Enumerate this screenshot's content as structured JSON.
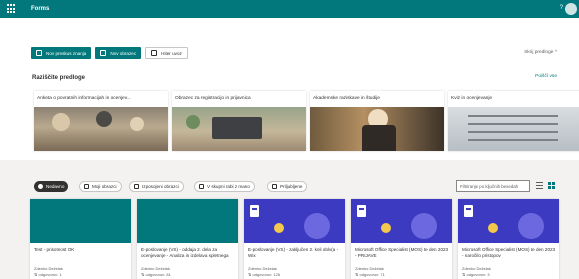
{
  "app": {
    "title": "Forms"
  },
  "header": {
    "help_label": "?"
  },
  "actions": {
    "new_quiz": "Nov preskus znanja",
    "new_form": "Nov obrazec",
    "quick_import": "Hiter uvoz"
  },
  "templates": {
    "hide_label": "Skrij predloge  ^",
    "heading": "Raziščite predloge",
    "explore_more": "Poiščí vse",
    "items": [
      {
        "label": "Anketa o povratnih informacijah in ocenjev..."
      },
      {
        "label": "Obrazec za registracijo in prijavnica"
      },
      {
        "label": "Akademske raziskave in študije"
      },
      {
        "label": "Kviz in ocenjevanje"
      }
    ]
  },
  "filters": {
    "tabs": [
      "Nedavno",
      "Moji obrazci",
      "Izposojeni obrazci",
      "V skupni rabi z mano",
      "Priljubljene"
    ],
    "search_placeholder": "Filtriranje po ključnih besedah"
  },
  "forms": [
    {
      "title": "Test - prisotnost OK",
      "author": "Zdenko Deželak",
      "responses": "⇅ odgovorov: 1"
    },
    {
      "title": "E-poslovanje (VS) - oddaja 2. dela za ocenjevanje - Analiza in izdelava spletnega mest",
      "author": "Zdenko Deželak",
      "responses": "⇅ odgovorov: 81"
    },
    {
      "title": "E-poslovanje (VS) - zaključen 2. koli oblv(a - Wix",
      "author": "Zdenko Deželak",
      "responses": "⇅ odgovorov: 126"
    },
    {
      "title": "Microsoft Office Specialist (MOS) te den 2023 - PRIJAVE",
      "author": "Zdenko Deželak",
      "responses": "⇅ odgovorov: 71"
    },
    {
      "title": "Microsoft Office Specialist (MOS) te den 2023 - naročilo pristopov",
      "author": "Zdenko Deželak",
      "responses": "⇅ odgovorov: 3"
    }
  ],
  "colors": {
    "brand": "#03787c",
    "indigo": "#3d3ac2"
  }
}
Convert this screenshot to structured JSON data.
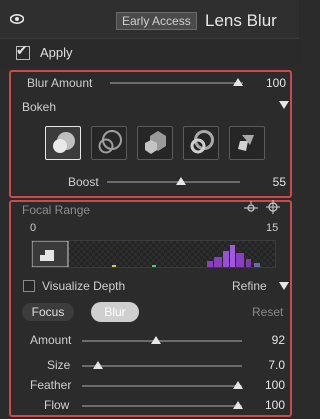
{
  "header": {
    "badge": "Early Access",
    "title": "Lens Blur"
  },
  "apply": {
    "label": "Apply",
    "checked": true
  },
  "blur_amount": {
    "label": "Blur Amount",
    "value": "100",
    "fraction": 1.0
  },
  "bokeh": {
    "label": "Bokeh",
    "shapes": [
      "bokeh-shape-1-icon",
      "bokeh-shape-2-icon",
      "bokeh-shape-3-icon",
      "bokeh-shape-4-icon",
      "bokeh-shape-5-icon"
    ],
    "selected_index": 0,
    "boost": {
      "label": "Boost",
      "value": "55",
      "fraction": 0.55
    }
  },
  "focal_range": {
    "label": "Focal Range",
    "min": "0",
    "max": "15"
  },
  "visualize_depth": {
    "label": "Visualize Depth",
    "checked": false
  },
  "refine": {
    "label": "Refine"
  },
  "focus_blur": {
    "focus_label": "Focus",
    "blur_label": "Blur",
    "reset_label": "Reset"
  },
  "sliders": [
    {
      "label": "Amount",
      "value": "92",
      "fraction": 0.46
    },
    {
      "label": "Size",
      "value": "7.0",
      "fraction": 0.05
    },
    {
      "label": "Feather",
      "value": "100",
      "fraction": 1.0
    },
    {
      "label": "Flow",
      "value": "100",
      "fraction": 1.0
    }
  ],
  "colors": {
    "highlight": "#cc4a4a",
    "histogram_purple": "#8a3fc2"
  }
}
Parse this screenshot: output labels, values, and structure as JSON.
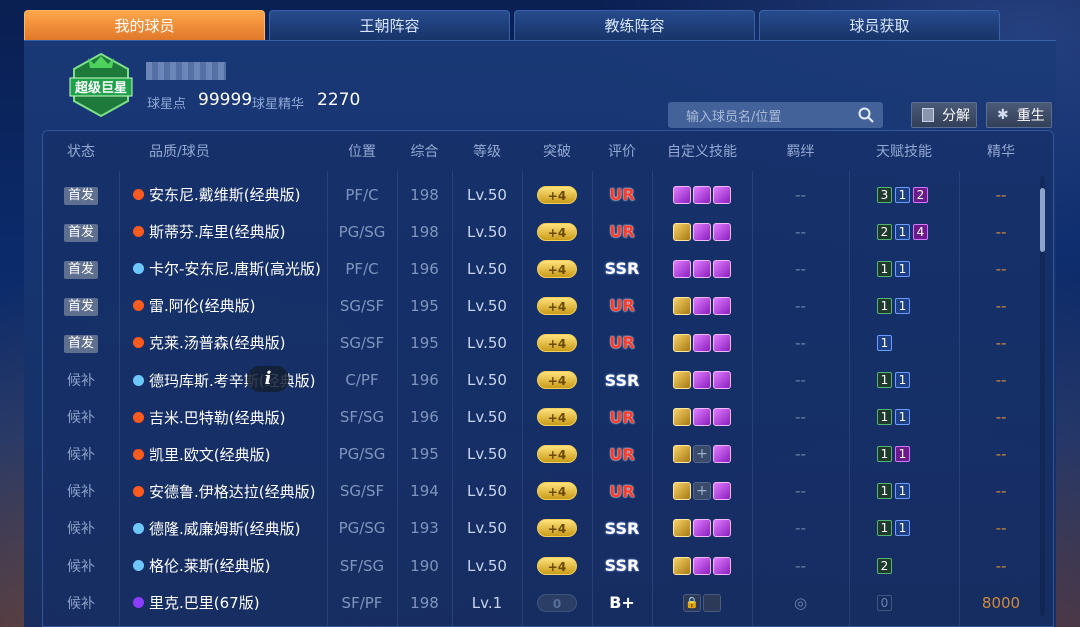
{
  "tabs": [
    {
      "label": "我的球员",
      "active": true
    },
    {
      "label": "王朝阵容",
      "active": false
    },
    {
      "label": "教练阵容",
      "active": false
    },
    {
      "label": "球员获取",
      "active": false
    }
  ],
  "header": {
    "badge_text": "超级巨星",
    "stats": [
      {
        "label": "球星点",
        "value": "99999"
      },
      {
        "label": "球星精华",
        "value": "2270"
      }
    ]
  },
  "search": {
    "placeholder": "输入球员名/位置"
  },
  "actions": {
    "decompose": "分解",
    "rebirth": "重生"
  },
  "table": {
    "columns": [
      "状态",
      "品质/球员",
      "位置",
      "综合",
      "等级",
      "突破",
      "评价",
      "自定义技能",
      "羁绊",
      "天赋技能",
      "精华"
    ],
    "rows": [
      {
        "status": "首发",
        "starter": true,
        "dot": "#ff5a1f",
        "name": "安东尼.戴维斯(经典版)",
        "position": "PF/C",
        "score": "198",
        "level": "Lv.50",
        "breakthrough": "+4",
        "grade": "UR",
        "skills": [
          "purple",
          "purple",
          "purple"
        ],
        "bond": "--",
        "talents": [
          {
            "n": "3",
            "c": "g"
          },
          {
            "n": "1",
            "c": "b"
          },
          {
            "n": "2",
            "c": "p"
          }
        ],
        "essence": "--"
      },
      {
        "status": "首发",
        "starter": true,
        "dot": "#ff5a1f",
        "name": "斯蒂芬.库里(经典版)",
        "position": "PG/SG",
        "score": "198",
        "level": "Lv.50",
        "breakthrough": "+4",
        "grade": "UR",
        "skills": [
          "gold",
          "purple",
          "purple"
        ],
        "bond": "--",
        "talents": [
          {
            "n": "2",
            "c": "g"
          },
          {
            "n": "1",
            "c": "b"
          },
          {
            "n": "4",
            "c": "p"
          }
        ],
        "essence": "--"
      },
      {
        "status": "首发",
        "starter": true,
        "dot": "#6ec7ff",
        "name": "卡尔-安东尼.唐斯(高光版)",
        "position": "PF/C",
        "score": "196",
        "level": "Lv.50",
        "breakthrough": "+4",
        "grade": "SSR",
        "skills": [
          "purple",
          "purple",
          "purple"
        ],
        "bond": "--",
        "talents": [
          {
            "n": "1",
            "c": "g"
          },
          {
            "n": "1",
            "c": "b"
          }
        ],
        "essence": "--"
      },
      {
        "status": "首发",
        "starter": true,
        "dot": "#ff5a1f",
        "name": "雷.阿伦(经典版)",
        "position": "SG/SF",
        "score": "195",
        "level": "Lv.50",
        "breakthrough": "+4",
        "grade": "UR",
        "skills": [
          "gold",
          "purple",
          "purple"
        ],
        "bond": "--",
        "talents": [
          {
            "n": "1",
            "c": "g"
          },
          {
            "n": "1",
            "c": "b"
          }
        ],
        "essence": "--"
      },
      {
        "status": "首发",
        "starter": true,
        "dot": "#ff5a1f",
        "name": "克莱.汤普森(经典版)",
        "position": "SG/SF",
        "score": "195",
        "level": "Lv.50",
        "breakthrough": "+4",
        "grade": "UR",
        "skills": [
          "gold",
          "purple",
          "purple"
        ],
        "bond": "--",
        "talents": [
          {
            "n": "1",
            "c": "b"
          }
        ],
        "essence": "--"
      },
      {
        "status": "候补",
        "starter": false,
        "dot": "#6ec7ff",
        "name": "德玛库斯.考辛斯(经典版)",
        "position": "C/PF",
        "score": "196",
        "level": "Lv.50",
        "breakthrough": "+4",
        "grade": "SSR",
        "skills": [
          "gold",
          "purple",
          "purple"
        ],
        "bond": "--",
        "talents": [
          {
            "n": "1",
            "c": "g"
          },
          {
            "n": "1",
            "c": "b"
          }
        ],
        "essence": "--"
      },
      {
        "status": "候补",
        "starter": false,
        "dot": "#ff5a1f",
        "name": "吉米.巴特勒(经典版)",
        "position": "SF/SG",
        "score": "196",
        "level": "Lv.50",
        "breakthrough": "+4",
        "grade": "UR",
        "skills": [
          "gold",
          "purple",
          "purple"
        ],
        "bond": "--",
        "talents": [
          {
            "n": "1",
            "c": "g"
          },
          {
            "n": "1",
            "c": "b"
          }
        ],
        "essence": "--"
      },
      {
        "status": "候补",
        "starter": false,
        "dot": "#ff5a1f",
        "name": "凯里.欧文(经典版)",
        "position": "PG/SG",
        "score": "195",
        "level": "Lv.50",
        "breakthrough": "+4",
        "grade": "UR",
        "skills": [
          "gold",
          "plus",
          "purple"
        ],
        "bond": "--",
        "talents": [
          {
            "n": "1",
            "c": "g"
          },
          {
            "n": "1",
            "c": "p"
          }
        ],
        "essence": "--"
      },
      {
        "status": "候补",
        "starter": false,
        "dot": "#ff5a1f",
        "name": "安德鲁.伊格达拉(经典版)",
        "position": "SG/SF",
        "score": "194",
        "level": "Lv.50",
        "breakthrough": "+4",
        "grade": "UR",
        "skills": [
          "gold",
          "plus",
          "purple"
        ],
        "bond": "--",
        "talents": [
          {
            "n": "1",
            "c": "g"
          },
          {
            "n": "1",
            "c": "b"
          }
        ],
        "essence": "--"
      },
      {
        "status": "候补",
        "starter": false,
        "dot": "#6ec7ff",
        "name": "德隆.威廉姆斯(经典版)",
        "position": "PG/SG",
        "score": "193",
        "level": "Lv.50",
        "breakthrough": "+4",
        "grade": "SSR",
        "skills": [
          "gold",
          "purple",
          "purple"
        ],
        "bond": "--",
        "talents": [
          {
            "n": "1",
            "c": "g"
          },
          {
            "n": "1",
            "c": "b"
          }
        ],
        "essence": "--"
      },
      {
        "status": "候补",
        "starter": false,
        "dot": "#6ec7ff",
        "name": "格伦.莱斯(经典版)",
        "position": "SF/SG",
        "score": "190",
        "level": "Lv.50",
        "breakthrough": "+4",
        "grade": "SSR",
        "skills": [
          "gold",
          "purple",
          "purple"
        ],
        "bond": "--",
        "talents": [
          {
            "n": "2",
            "c": "g"
          }
        ],
        "essence": "--"
      },
      {
        "status": "候补",
        "starter": false,
        "dot": "#8a3cff",
        "name": "里克.巴里(67版)",
        "position": "SF/PF",
        "score": "198",
        "level": "Lv.1",
        "breakthrough": "0",
        "grade": "B+",
        "skills": [
          "lock",
          "lock"
        ],
        "bond": "",
        "talents": [
          {
            "n": "0",
            "c": "n"
          }
        ],
        "essence": "8000"
      }
    ]
  }
}
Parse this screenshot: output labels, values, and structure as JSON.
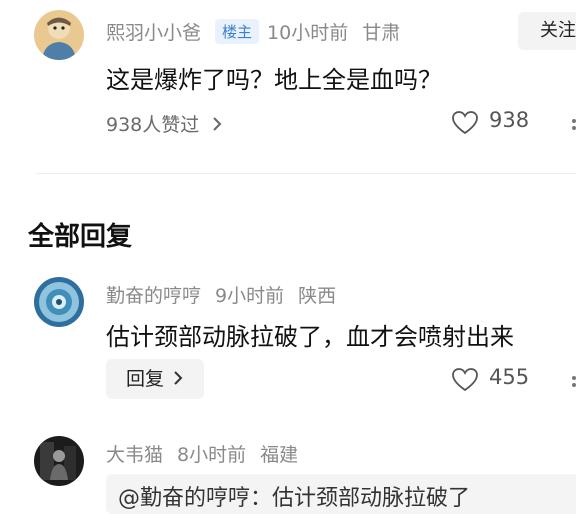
{
  "comment": {
    "username": "熙羽小小爸",
    "badge": "楼主",
    "time": "10小时前",
    "location": "甘肃",
    "follow_label": "关注",
    "text": "这是爆炸了吗？地上全是血吗？",
    "liked_by": "938人赞过",
    "like_count": "938"
  },
  "section_title": "全部回复",
  "replies": [
    {
      "username": "勤奋的哼哼",
      "time": "9小时前",
      "location": "陕西",
      "text": "估计颈部动脉拉破了，血才会喷射出来",
      "reply_label": "回复",
      "like_count": "455"
    },
    {
      "username": "大韦猫",
      "time": "8小时前",
      "location": "福建",
      "quote_text": "@勤奋的哼哼：估计颈部动脉拉破了"
    }
  ],
  "icons": [
    "heart-icon",
    "chevron-right-icon",
    "more-icon"
  ],
  "colors": {
    "accent_badge": "#3b7fd6",
    "meta_gray": "#8a8a8a"
  }
}
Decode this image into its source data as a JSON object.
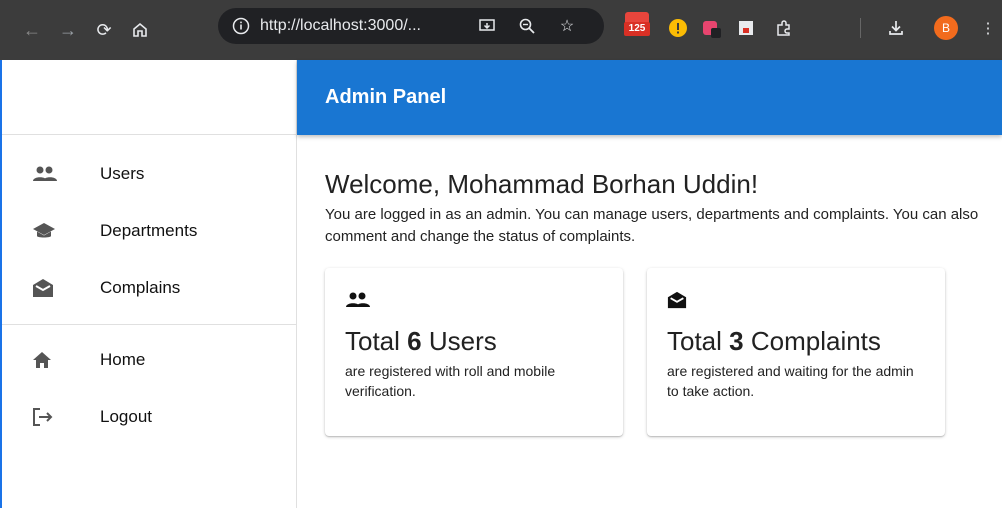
{
  "browser": {
    "url": "http://localhost:3000/...",
    "extension_badge": "125",
    "profile_initial": "B"
  },
  "app": {
    "title": "Admin Panel"
  },
  "sidebar": {
    "items": [
      {
        "label": "Users",
        "icon": "people-icon"
      },
      {
        "label": "Departments",
        "icon": "school-icon"
      },
      {
        "label": "Complains",
        "icon": "drafts-icon"
      }
    ],
    "secondary": [
      {
        "label": "Home",
        "icon": "home-icon"
      },
      {
        "label": "Logout",
        "icon": "logout-icon"
      }
    ]
  },
  "main": {
    "welcome": "Welcome, Mohammad Borhan Uddin!",
    "subtext": "You are logged in as an admin. You can manage users, departments and complaints. You can also comment and change the status of complaints.",
    "cards": [
      {
        "prefix": "Total ",
        "count": "6",
        "suffix": " Users",
        "desc": "are registered with roll and mobile verification.",
        "icon": "people-icon"
      },
      {
        "prefix": "Total ",
        "count": "3",
        "suffix": " Complaints",
        "desc": "are registered and waiting for the admin to take action.",
        "icon": "drafts-icon"
      }
    ]
  },
  "colors": {
    "appbar": "#1976d2",
    "chrome": "#3c3c3c"
  }
}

- - -

WHAT IS REQUIRED: Go through the preceding material and copy each line that has the word "odgovorov".

COMPLETED TASK:
      "responses": "⇅ odgovorov: 1"
      "responses": "⇅ odgovorov: 81"
      "responses": "⇅ odgovorov: 126"
      "responses": "⇅ odgovorov: 71"
      "responses": "⇅ odgovorov: 3"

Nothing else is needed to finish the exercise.